What you should do —
Write the listing out again, all of it, word for word.

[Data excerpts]
----
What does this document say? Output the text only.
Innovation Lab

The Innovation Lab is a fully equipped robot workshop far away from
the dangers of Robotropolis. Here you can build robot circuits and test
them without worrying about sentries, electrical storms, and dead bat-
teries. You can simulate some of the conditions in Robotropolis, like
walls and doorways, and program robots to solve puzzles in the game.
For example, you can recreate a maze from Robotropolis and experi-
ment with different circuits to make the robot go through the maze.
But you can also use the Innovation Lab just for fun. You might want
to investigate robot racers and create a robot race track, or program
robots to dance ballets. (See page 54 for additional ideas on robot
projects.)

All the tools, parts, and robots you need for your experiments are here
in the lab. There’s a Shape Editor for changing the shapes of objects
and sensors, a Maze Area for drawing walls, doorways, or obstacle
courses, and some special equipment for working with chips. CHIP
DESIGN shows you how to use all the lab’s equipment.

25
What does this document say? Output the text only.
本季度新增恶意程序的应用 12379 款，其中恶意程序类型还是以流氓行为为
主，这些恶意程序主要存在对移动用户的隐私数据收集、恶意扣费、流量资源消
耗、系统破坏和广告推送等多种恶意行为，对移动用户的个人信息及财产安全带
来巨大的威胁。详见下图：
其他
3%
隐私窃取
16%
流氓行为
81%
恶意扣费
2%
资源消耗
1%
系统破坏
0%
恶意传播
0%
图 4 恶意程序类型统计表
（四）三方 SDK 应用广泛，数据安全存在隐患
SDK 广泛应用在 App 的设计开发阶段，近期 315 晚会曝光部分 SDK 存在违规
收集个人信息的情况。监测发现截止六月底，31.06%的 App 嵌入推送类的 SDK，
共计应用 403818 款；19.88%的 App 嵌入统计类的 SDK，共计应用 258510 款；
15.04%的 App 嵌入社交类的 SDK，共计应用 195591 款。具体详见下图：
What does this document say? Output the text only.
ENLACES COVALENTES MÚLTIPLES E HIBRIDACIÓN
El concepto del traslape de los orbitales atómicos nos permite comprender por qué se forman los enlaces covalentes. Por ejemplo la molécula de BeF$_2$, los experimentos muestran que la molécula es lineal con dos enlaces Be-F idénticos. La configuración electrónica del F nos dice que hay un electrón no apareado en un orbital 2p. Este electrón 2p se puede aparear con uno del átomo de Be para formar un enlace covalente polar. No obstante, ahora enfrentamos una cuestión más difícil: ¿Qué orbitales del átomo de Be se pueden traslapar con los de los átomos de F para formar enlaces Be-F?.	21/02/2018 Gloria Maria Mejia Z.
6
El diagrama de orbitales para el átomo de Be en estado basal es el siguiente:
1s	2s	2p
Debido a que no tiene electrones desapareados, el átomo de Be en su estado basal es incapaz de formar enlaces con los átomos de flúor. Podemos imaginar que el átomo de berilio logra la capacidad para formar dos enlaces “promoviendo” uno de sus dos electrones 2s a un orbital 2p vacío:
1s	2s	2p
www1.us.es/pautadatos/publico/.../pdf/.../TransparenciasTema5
----
Result —
What does this document say? Output the text only.
Innovation Lab

The Innovation Lab is a fully equipped robot workshop far away from
the dangers of Robotropolis. Here you can build robot circuits and test
them without worrying about sentries, electrical storms, and dead bat-
teries. You can simulate some of the conditions in Robotropolis, like
walls and doorways, and program robots to solve puzzles in the game.
For example, you can recreate a maze from Robotropolis and experi-
ment with different circuits to make the robot go through the maze.
But you can also use the Innovation Lab just for fun. You might want
to investigate robot racers and create a robot race track, or program
robots to dance ballets. (See page 54 for additional ideas on robot
projects.)

All the tools, parts, and robots you need for your experiments are here
in the lab. There’s a Shape Editor for changing the shapes of objects
and sensors, a Maze Area for drawing walls, doorways, or obstacle
courses, and some special equipment for working with chips. CHIP
DESIGN shows you how to use all the lab’s equipment.

25
What does this document say? Output the text only.
本季度新增恶意程序的应用 12379 款，其中恶意程序类型还是以流氓行为为
主，这些恶意程序主要存在对移动用户的隐私数据收集、恶意扣费、流量资源消
耗、系统破坏和广告推送等多种恶意行为，对移动用户的个人信息及财产安全带
来巨大的威胁。详见下图：
其他
3%
隐私窃取
16%
流氓行为
81%
恶意扣费
2%
资源消耗
1%
系统破坏
0%
恶意传播
0%
图 4 恶意程序类型统计表
（四）三方 SDK 应用广泛，数据安全存在隐患
SDK 广泛应用在 App 的设计开发阶段，近期 315 晚会曝光部分 SDK 存在违规
收集个人信息的情况。监测发现截止六月底，31.06%的 App 嵌入推送类的 SDK，
共计应用 403818 款；19.88%的 App 嵌入统计类的 SDK，共计应用 258510 款；
15.04%的 App 嵌入社交类的 SDK，共计应用 195591 款。具体详见下图：
What does this document say? Output the text only.
ENLACES COVALENTES MÚLTIPLES E HIBRIDACIÓN
El concepto del traslape de los orbitales atómicos nos permite comprender por qué se forman los enlaces covalentes. Por ejemplo la molécula de BeF$_2$, los experimentos muestran que la molécula es lineal con dos enlaces Be-F idénticos. La configuración electrónica del F nos dice que hay un electrón no apareado en un orbital 2p. Este electrón 2p se puede aparear con uno del átomo de Be para formar un enlace covalente polar. No obstante, ahora enfrentamos una cuestión más difícil: ¿Qué orbitales del átomo de Be se pueden traslapar con los de los átomos de F para formar enlaces Be-F?.	21/02/2018 Gloria Maria Mejia Z.
6
El diagrama de orbitales para el átomo de Be en estado basal es el siguiente:
1s	2s	2p
Debido a que no tiene electrones desapareados, el átomo de Be en su estado basal es incapaz de formar enlaces con los átomos de flúor. Podemos imaginar que el átomo de berilio logra la capacidad para formar dos enlaces “promoviendo” uno de sus dos electrones 2s a un orbital 2p vacío:
1s	2s	2p
www1.us.es/pautadatos/publico/.../pdf/.../TransparenciasTema5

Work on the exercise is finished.